**STATED EXERCISE**
Send back the records in full, character for character.

begin GIVEN DATA

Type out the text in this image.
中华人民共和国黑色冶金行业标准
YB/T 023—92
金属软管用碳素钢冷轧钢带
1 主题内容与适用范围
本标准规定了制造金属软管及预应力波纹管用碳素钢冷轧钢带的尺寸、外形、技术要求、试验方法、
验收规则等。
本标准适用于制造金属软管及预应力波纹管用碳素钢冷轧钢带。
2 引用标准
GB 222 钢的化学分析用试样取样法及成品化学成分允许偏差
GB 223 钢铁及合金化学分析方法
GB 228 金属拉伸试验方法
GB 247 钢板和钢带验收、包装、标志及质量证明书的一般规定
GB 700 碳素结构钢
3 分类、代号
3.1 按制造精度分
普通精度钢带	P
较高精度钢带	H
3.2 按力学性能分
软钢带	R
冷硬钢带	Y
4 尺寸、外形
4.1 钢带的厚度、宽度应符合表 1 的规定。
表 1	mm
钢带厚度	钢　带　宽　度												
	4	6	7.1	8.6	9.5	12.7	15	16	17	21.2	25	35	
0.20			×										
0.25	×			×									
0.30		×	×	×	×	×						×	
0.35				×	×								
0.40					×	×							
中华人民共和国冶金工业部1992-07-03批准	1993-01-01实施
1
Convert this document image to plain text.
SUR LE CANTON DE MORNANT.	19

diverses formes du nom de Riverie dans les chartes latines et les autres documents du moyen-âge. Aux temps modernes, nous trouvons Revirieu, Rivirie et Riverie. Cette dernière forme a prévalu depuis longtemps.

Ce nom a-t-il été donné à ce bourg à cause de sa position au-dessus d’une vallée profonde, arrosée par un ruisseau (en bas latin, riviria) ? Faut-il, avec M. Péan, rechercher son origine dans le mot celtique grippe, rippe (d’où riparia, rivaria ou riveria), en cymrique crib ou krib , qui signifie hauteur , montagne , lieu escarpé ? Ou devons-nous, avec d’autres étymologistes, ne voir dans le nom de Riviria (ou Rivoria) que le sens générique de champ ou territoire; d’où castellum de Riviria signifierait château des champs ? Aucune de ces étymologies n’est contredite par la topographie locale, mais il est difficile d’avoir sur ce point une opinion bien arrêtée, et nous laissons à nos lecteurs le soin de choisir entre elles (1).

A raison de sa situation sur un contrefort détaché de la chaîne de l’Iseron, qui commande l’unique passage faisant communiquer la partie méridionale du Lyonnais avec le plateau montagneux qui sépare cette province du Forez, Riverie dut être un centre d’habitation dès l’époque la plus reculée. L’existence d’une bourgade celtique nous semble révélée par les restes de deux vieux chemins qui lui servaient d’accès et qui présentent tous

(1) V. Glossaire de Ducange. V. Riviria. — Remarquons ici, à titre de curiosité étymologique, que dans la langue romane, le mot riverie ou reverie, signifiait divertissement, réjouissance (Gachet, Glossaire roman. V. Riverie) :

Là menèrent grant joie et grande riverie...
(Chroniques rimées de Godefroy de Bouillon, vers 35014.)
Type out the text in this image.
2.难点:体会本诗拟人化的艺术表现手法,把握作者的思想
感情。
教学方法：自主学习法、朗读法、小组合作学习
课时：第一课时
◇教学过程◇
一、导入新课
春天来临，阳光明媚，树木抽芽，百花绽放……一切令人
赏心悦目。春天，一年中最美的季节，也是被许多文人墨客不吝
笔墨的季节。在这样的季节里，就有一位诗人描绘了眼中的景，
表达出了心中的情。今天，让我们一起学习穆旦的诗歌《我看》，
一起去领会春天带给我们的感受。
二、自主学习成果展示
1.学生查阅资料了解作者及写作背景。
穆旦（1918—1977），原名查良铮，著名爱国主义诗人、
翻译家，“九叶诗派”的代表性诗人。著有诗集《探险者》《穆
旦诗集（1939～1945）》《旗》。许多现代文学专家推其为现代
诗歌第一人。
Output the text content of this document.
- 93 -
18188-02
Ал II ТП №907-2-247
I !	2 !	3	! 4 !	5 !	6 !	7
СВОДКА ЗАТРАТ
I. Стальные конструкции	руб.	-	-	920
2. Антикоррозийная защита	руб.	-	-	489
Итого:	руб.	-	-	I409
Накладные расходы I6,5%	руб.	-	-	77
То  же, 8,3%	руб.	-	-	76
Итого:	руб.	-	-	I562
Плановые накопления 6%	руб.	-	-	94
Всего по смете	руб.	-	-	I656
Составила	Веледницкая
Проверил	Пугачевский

end GIVEN DATA

**WORKED ANSWER**
Type out the text in this image.
中华人民共和国黑色冶金行业标准
YB/T 023—92
金属软管用碳素钢冷轧钢带
1 主题内容与适用范围
本标准规定了制造金属软管及预应力波纹管用碳素钢冷轧钢带的尺寸、外形、技术要求、试验方法、
验收规则等。
本标准适用于制造金属软管及预应力波纹管用碳素钢冷轧钢带。
2 引用标准
GB 222 钢的化学分析用试样取样法及成品化学成分允许偏差
GB 223 钢铁及合金化学分析方法
GB 228 金属拉伸试验方法
GB 247 钢板和钢带验收、包装、标志及质量证明书的一般规定
GB 700 碳素结构钢
3 分类、代号
3.1 按制造精度分
普通精度钢带	P
较高精度钢带	H
3.2 按力学性能分
软钢带	R
冷硬钢带	Y
4 尺寸、外形
4.1 钢带的厚度、宽度应符合表 1 的规定。
表 1	mm
钢带厚度	钢　带　宽　度												
	4	6	7.1	8.6	9.5	12.7	15	16	17	21.2	25	35	
0.20			×										
0.25	×			×									
0.30		×	×	×	×	×						×	
0.35				×	×								
0.40					×	×							
中华人民共和国冶金工业部1992-07-03批准	1993-01-01实施
1
Convert this document image to plain text.
SUR LE CANTON DE MORNANT.	19

diverses formes du nom de Riverie dans les chartes latines et les autres documents du moyen-âge. Aux temps modernes, nous trouvons Revirieu, Rivirie et Riverie. Cette dernière forme a prévalu depuis longtemps.

Ce nom a-t-il été donné à ce bourg à cause de sa position au-dessus d’une vallée profonde, arrosée par un ruisseau (en bas latin, riviria) ? Faut-il, avec M. Péan, rechercher son origine dans le mot celtique grippe, rippe (d’où riparia, rivaria ou riveria), en cymrique crib ou krib , qui signifie hauteur , montagne , lieu escarpé ? Ou devons-nous, avec d’autres étymologistes, ne voir dans le nom de Riviria (ou Rivoria) que le sens générique de champ ou territoire; d’où castellum de Riviria signifierait château des champs ? Aucune de ces étymologies n’est contredite par la topographie locale, mais il est difficile d’avoir sur ce point une opinion bien arrêtée, et nous laissons à nos lecteurs le soin de choisir entre elles (1).

A raison de sa situation sur un contrefort détaché de la chaîne de l’Iseron, qui commande l’unique passage faisant communiquer la partie méridionale du Lyonnais avec le plateau montagneux qui sépare cette province du Forez, Riverie dut être un centre d’habitation dès l’époque la plus reculée. L’existence d’une bourgade celtique nous semble révélée par les restes de deux vieux chemins qui lui servaient d’accès et qui présentent tous

(1) V. Glossaire de Ducange. V. Riviria. — Remarquons ici, à titre de curiosité étymologique, que dans la langue romane, le mot riverie ou reverie, signifiait divertissement, réjouissance (Gachet, Glossaire roman. V. Riverie) :

Là menèrent grant joie et grande riverie...
(Chroniques rimées de Godefroy de Bouillon, vers 35014.)
Type out the text in this image.
2.难点:体会本诗拟人化的艺术表现手法,把握作者的思想
感情。
教学方法：自主学习法、朗读法、小组合作学习
课时：第一课时
◇教学过程◇
一、导入新课
春天来临，阳光明媚，树木抽芽，百花绽放……一切令人
赏心悦目。春天，一年中最美的季节，也是被许多文人墨客不吝
笔墨的季节。在这样的季节里，就有一位诗人描绘了眼中的景，
表达出了心中的情。今天，让我们一起学习穆旦的诗歌《我看》，
一起去领会春天带给我们的感受。
二、自主学习成果展示
1.学生查阅资料了解作者及写作背景。
穆旦（1918—1977），原名查良铮，著名爱国主义诗人、
翻译家，“九叶诗派”的代表性诗人。著有诗集《探险者》《穆
旦诗集（1939～1945）》《旗》。许多现代文学专家推其为现代
诗歌第一人。
Output the text content of this document.
- 93 -
18188-02
Ал II ТП №907-2-247
I !	2 !	3	! 4 !	5 !	6 !	7
СВОДКА ЗАТРАТ
I. Стальные конструкции	руб.	-	-	920
2. Антикоррозийная защита	руб.	-	-	489
Итого:	руб.	-	-	I409
Накладные расходы I6,5%	руб.	-	-	77
То  же, 8,3%	руб.	-	-	76
Итого:	руб.	-	-	I562
Плановые накопления 6%	руб.	-	-	94
Всего по смете	руб.	-	-	I656
Составила	Веледницкая
Проверил	Пугачевский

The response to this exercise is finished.